--- Problem description ---
Filter these entries, keeping only lines that hold the word "content".

Figure collection entries:
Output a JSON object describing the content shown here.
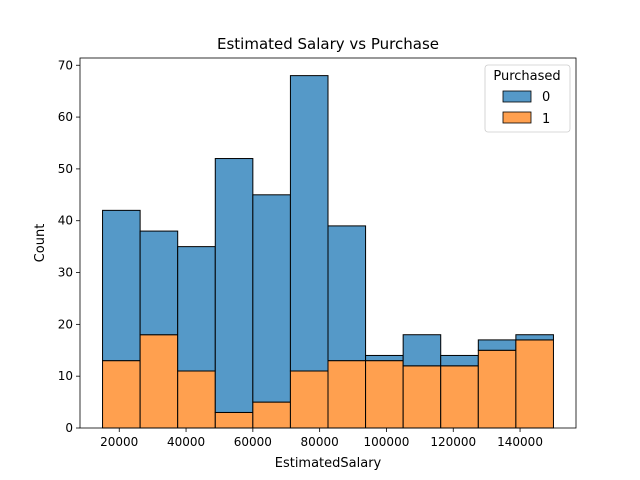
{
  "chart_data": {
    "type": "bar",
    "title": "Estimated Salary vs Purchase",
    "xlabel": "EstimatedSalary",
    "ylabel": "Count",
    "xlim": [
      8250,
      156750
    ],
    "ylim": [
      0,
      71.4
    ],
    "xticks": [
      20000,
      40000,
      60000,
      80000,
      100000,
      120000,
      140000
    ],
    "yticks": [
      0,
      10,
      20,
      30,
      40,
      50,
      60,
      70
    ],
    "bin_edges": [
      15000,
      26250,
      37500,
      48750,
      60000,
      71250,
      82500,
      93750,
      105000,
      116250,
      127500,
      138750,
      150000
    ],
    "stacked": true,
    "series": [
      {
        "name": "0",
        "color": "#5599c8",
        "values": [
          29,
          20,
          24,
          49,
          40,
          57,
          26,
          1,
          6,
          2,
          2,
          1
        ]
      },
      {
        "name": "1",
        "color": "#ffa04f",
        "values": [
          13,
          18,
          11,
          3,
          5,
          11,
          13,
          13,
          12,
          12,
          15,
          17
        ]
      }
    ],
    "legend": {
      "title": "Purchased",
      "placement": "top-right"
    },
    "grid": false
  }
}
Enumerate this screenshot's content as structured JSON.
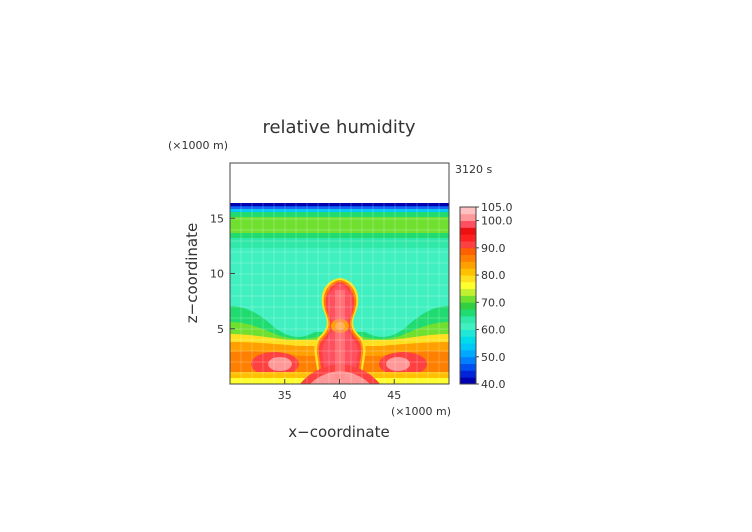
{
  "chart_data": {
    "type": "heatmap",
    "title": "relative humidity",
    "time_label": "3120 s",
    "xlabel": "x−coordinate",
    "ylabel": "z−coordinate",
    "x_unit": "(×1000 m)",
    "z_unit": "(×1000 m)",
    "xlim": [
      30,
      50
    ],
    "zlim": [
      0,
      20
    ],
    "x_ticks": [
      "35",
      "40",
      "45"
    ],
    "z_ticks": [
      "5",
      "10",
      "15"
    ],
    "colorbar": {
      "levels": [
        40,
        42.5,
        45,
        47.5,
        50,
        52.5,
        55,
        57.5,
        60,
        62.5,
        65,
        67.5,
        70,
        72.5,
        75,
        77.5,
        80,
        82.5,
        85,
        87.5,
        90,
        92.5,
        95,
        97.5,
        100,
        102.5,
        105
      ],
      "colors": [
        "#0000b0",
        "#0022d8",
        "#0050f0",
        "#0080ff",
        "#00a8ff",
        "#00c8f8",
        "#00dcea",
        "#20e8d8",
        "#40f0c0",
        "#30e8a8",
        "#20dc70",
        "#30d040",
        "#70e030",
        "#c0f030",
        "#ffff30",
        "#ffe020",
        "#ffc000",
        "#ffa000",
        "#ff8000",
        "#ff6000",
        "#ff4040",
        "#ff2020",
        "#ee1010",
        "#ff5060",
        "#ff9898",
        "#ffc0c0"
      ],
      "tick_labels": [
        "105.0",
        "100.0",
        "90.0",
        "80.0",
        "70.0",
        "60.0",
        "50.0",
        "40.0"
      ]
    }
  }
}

--- Exercise result ---
Output a JSON object describing the content shown here.
Enumerate this screenshot's content as structured JSON.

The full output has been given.